EXERCISE DESCRIPTION :: Restate all the material verbatim, except for the pictures.

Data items
· · ·
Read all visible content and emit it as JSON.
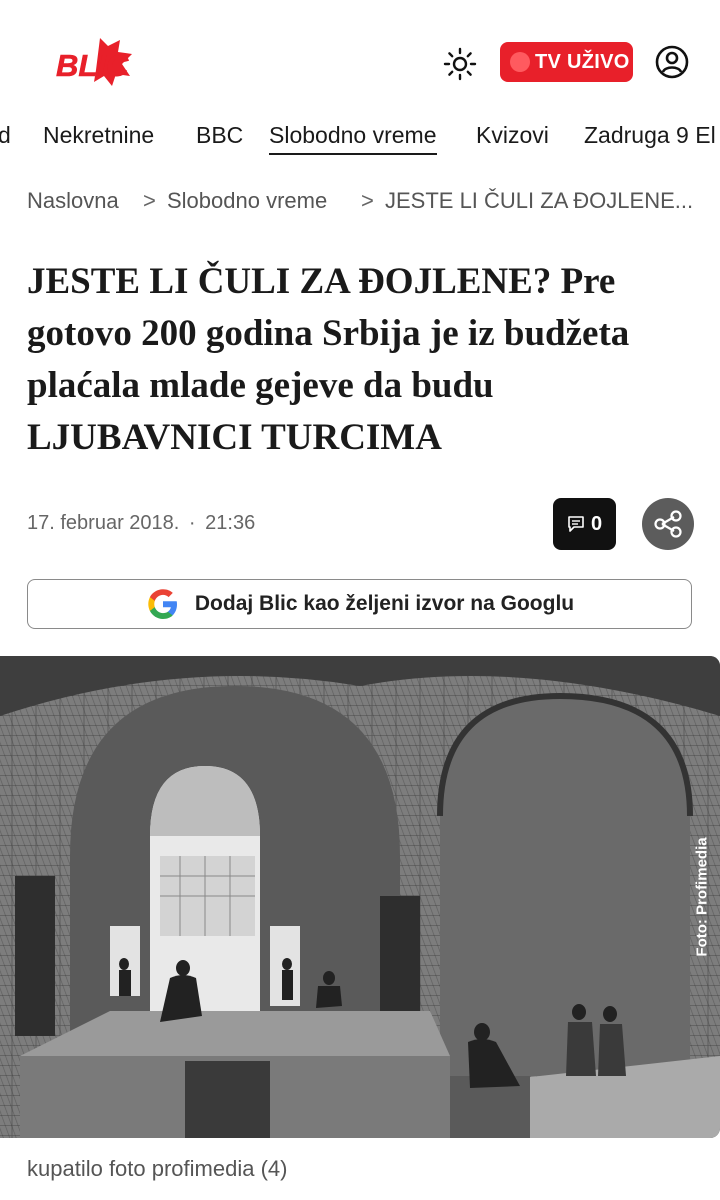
{
  "header": {
    "logo_text": "BLIC",
    "tv_label": "TV UŽIVO",
    "icons": {
      "theme": "sun-icon",
      "account": "account-icon"
    },
    "colors": {
      "brand_red": "#e8202a"
    }
  },
  "nav": {
    "items": [
      "d",
      "Nekretnine",
      "BBC",
      "Slobodno vreme",
      "Kvizovi",
      "Zadruga 9 El"
    ],
    "active": "Slobodno vreme"
  },
  "breadcrumb": {
    "items": [
      "Naslovna",
      "Slobodno vreme",
      "JESTE LI ČULI ZA ĐOJLENE..."
    ],
    "separator": ">"
  },
  "article": {
    "title": "JESTE LI ČULI ZA ĐOJLENE? Pre gotovo 200 godina Srbija je iz budžeta plaćala mlade gejeve da budu LJUBAVNICI TURCIMA",
    "date": "17. februar 2018.",
    "time": "21:36",
    "date_separator": "·",
    "comments_count": "0",
    "google_button_label": "Dodaj Blic kao željeni izvor na Googlu",
    "photo_credit": "Foto: Profimedia",
    "caption": "kupatilo foto profimedia (4)"
  }
}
· · ·
ANSWER FOR THE TASK ::
Read all visible content and emit it as JSON.
{
  "header": {
    "logo_text": "BLIC",
    "tv_label": "TV UŽIVO",
    "icons": {
      "theme": "sun-icon",
      "account": "account-icon"
    },
    "colors": {
      "brand_red": "#e8202a"
    }
  },
  "nav": {
    "items": [
      "d",
      "Nekretnine",
      "BBC",
      "Slobodno vreme",
      "Kvizovi",
      "Zadruga 9 El"
    ],
    "active": "Slobodno vreme"
  },
  "breadcrumb": {
    "items": [
      "Naslovna",
      "Slobodno vreme",
      "JESTE LI ČULI ZA ĐOJLENE..."
    ],
    "separator": ">"
  },
  "article": {
    "title": "JESTE LI ČULI ZA ĐOJLENE? Pre gotovo 200 godina Srbija je iz budžeta plaćala mlade gejeve da budu LJUBAVNICI TURCIMA",
    "date": "17. februar 2018.",
    "time": "21:36",
    "date_separator": "·",
    "comments_count": "0",
    "google_button_label": "Dodaj Blic kao željeni izvor na Googlu",
    "photo_credit": "Foto: Profimedia",
    "caption": "kupatilo foto profimedia (4)"
  }
}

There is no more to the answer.